Information shown:

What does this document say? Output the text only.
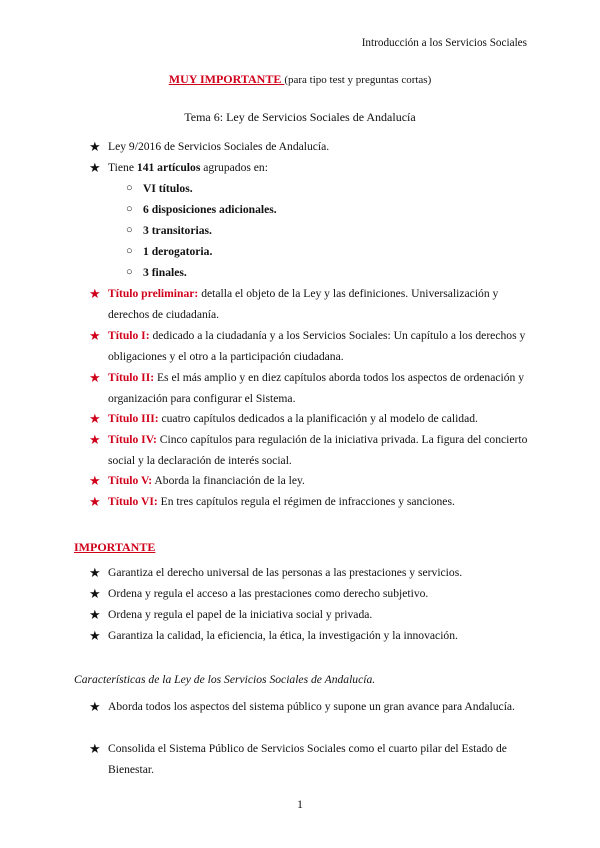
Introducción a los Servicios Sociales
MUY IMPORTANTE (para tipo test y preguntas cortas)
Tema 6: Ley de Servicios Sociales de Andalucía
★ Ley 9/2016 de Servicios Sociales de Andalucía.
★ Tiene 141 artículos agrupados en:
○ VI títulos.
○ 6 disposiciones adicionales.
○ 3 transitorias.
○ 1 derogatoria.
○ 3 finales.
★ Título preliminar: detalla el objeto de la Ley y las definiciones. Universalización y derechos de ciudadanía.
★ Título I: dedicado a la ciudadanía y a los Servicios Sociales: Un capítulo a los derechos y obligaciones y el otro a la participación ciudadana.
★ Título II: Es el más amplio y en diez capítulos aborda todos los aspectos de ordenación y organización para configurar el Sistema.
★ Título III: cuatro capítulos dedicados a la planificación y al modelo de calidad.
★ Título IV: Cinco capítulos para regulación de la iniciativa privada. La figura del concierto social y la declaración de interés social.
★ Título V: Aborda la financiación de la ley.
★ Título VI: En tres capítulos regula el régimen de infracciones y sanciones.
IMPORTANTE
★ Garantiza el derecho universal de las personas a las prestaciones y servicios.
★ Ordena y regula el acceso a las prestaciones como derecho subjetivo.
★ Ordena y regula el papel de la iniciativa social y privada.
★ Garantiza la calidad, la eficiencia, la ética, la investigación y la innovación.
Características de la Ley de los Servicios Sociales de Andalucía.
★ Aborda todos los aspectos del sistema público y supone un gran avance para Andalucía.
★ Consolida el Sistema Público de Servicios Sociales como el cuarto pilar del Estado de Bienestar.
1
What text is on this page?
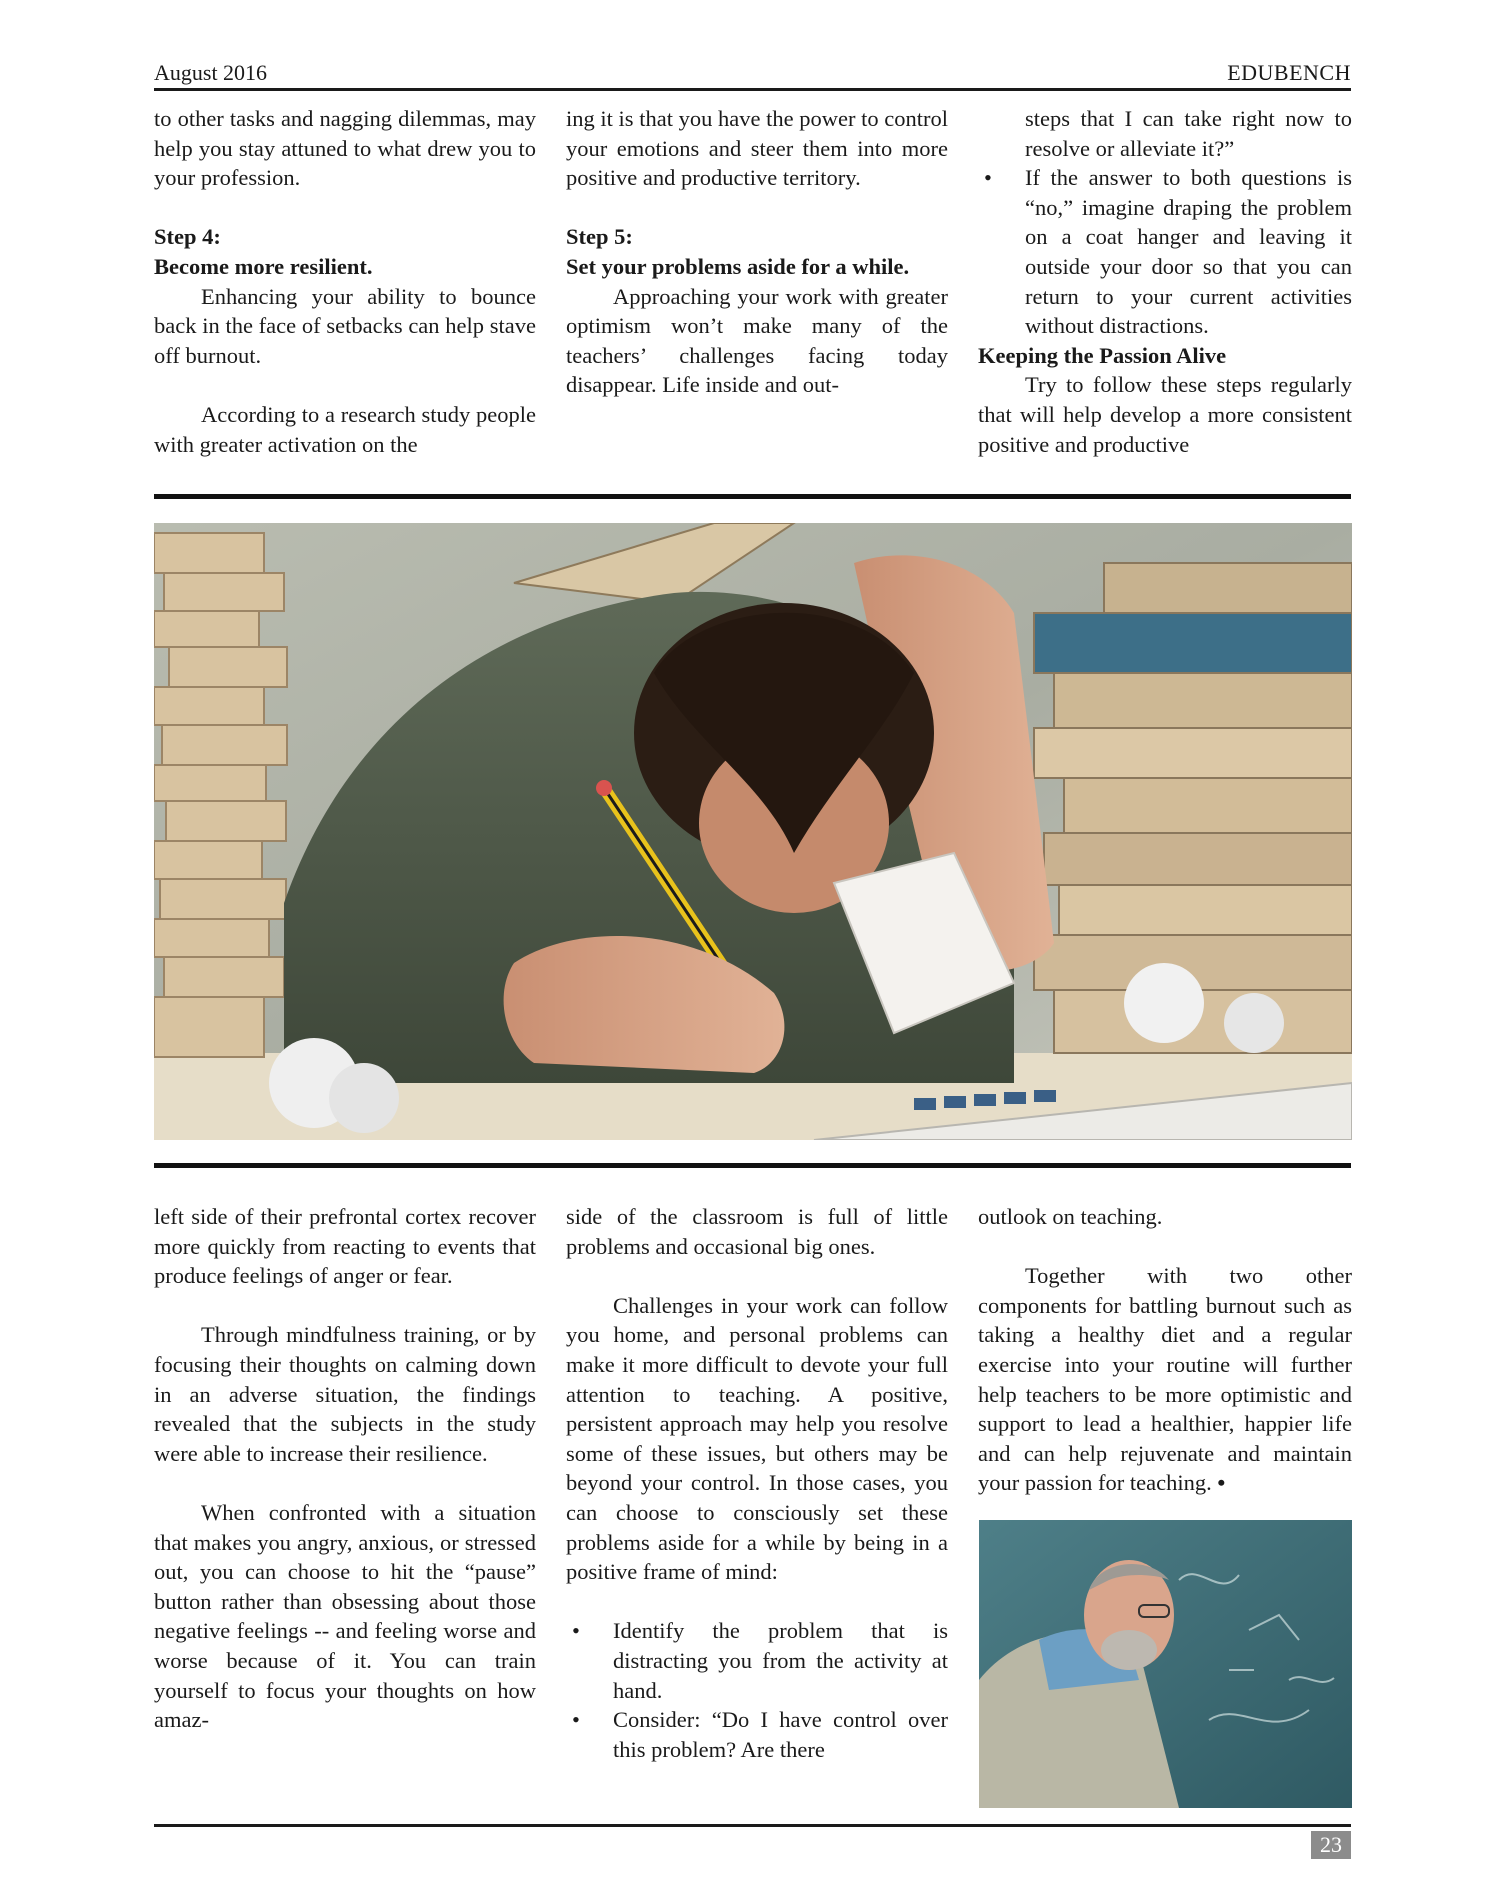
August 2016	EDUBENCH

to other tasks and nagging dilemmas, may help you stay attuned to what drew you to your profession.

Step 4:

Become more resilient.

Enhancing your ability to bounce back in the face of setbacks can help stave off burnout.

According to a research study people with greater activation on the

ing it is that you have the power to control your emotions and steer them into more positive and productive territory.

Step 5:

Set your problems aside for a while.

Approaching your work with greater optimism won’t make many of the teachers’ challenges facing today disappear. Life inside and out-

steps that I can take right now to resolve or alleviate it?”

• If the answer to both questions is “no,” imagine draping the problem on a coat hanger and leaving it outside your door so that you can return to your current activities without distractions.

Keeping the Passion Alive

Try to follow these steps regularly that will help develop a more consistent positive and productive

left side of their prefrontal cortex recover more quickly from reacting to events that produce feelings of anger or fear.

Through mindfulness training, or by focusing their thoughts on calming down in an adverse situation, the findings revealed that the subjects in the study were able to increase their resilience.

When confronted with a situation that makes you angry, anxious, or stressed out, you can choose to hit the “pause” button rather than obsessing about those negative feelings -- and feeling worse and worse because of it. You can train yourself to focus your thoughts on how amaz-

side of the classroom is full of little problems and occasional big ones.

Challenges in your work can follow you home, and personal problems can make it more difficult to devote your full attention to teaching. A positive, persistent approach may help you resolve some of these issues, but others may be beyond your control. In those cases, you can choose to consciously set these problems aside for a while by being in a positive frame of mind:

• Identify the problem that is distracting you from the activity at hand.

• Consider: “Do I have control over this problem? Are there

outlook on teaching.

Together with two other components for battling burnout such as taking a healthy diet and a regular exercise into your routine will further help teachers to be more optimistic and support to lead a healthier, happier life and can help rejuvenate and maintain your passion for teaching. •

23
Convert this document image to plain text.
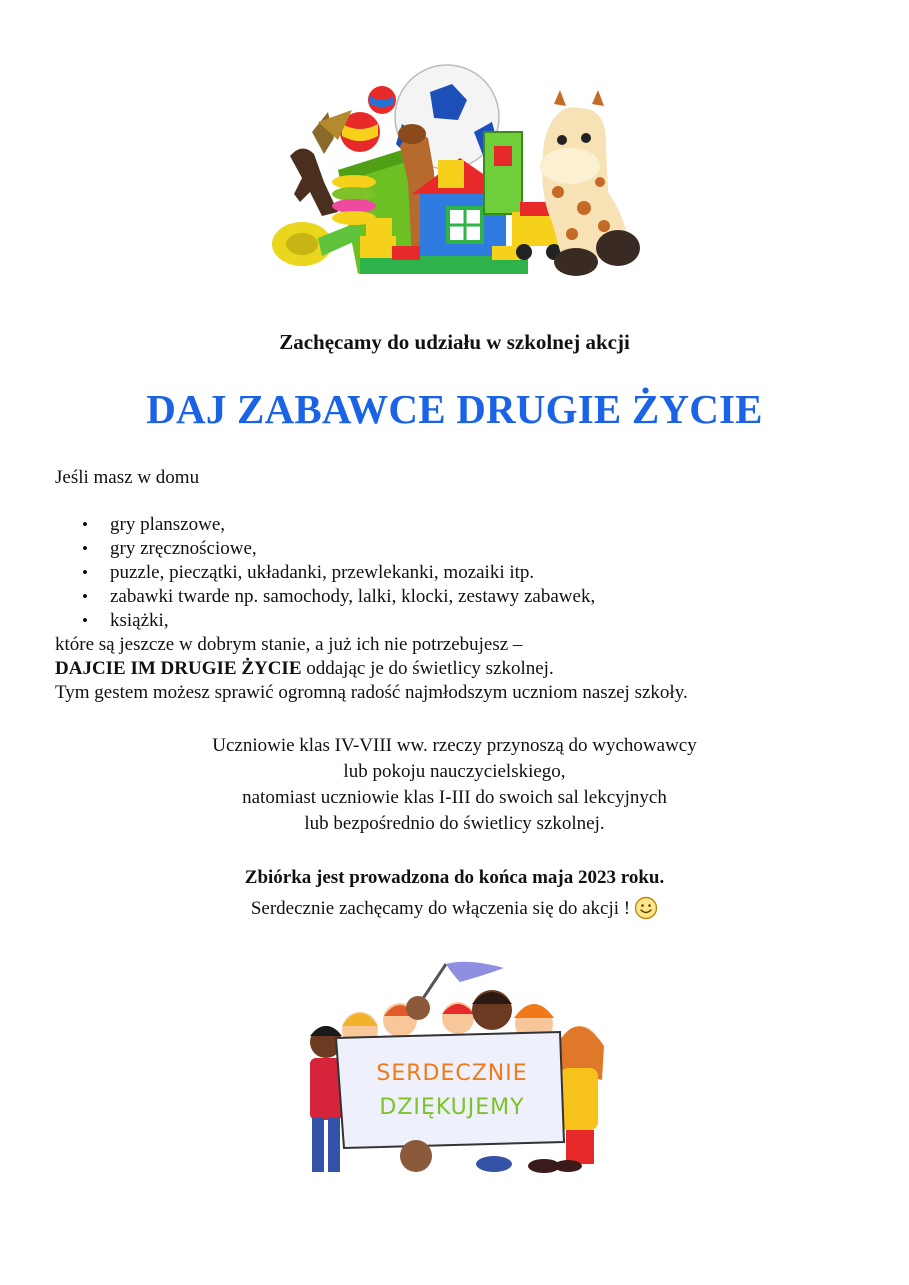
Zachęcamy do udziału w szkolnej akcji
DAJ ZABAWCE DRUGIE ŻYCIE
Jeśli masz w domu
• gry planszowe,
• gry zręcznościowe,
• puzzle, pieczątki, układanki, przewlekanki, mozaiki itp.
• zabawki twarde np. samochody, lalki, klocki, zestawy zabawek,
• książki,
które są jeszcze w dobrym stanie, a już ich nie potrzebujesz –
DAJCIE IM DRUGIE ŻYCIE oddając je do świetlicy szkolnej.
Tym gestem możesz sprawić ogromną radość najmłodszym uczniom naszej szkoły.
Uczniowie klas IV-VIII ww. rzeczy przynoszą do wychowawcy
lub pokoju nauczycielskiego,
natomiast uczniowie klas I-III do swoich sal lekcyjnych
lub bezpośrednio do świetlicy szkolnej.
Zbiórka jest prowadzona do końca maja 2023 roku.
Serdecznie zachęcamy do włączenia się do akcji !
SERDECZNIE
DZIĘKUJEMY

Written request:
Where the line containing "Convert this document image to plain text." appears above, start there and set down each line exactly through the last line of the data; leave out every picture.

Task solution:
Convert this document image to plain text.
Zachęcamy do udziału w szkolnej akcji
DAJ ZABAWCE DRUGIE ŻYCIE
Jeśli masz w domu
• gry planszowe,
• gry zręcznościowe,
• puzzle, pieczątki, układanki, przewlekanki, mozaiki itp.
• zabawki twarde np. samochody, lalki, klocki, zestawy zabawek,
• książki,
które są jeszcze w dobrym stanie, a już ich nie potrzebujesz –
DAJCIE IM DRUGIE ŻYCIE oddając je do świetlicy szkolnej.
Tym gestem możesz sprawić ogromną radość najmłodszym uczniom naszej szkoły.
Uczniowie klas IV-VIII ww. rzeczy przynoszą do wychowawcy
lub pokoju nauczycielskiego,
natomiast uczniowie klas I-III do swoich sal lekcyjnych
lub bezpośrednio do świetlicy szkolnej.
Zbiórka jest prowadzona do końca maja 2023 roku.
Serdecznie zachęcamy do włączenia się do akcji !
SERDECZNIE
DZIĘKUJEMY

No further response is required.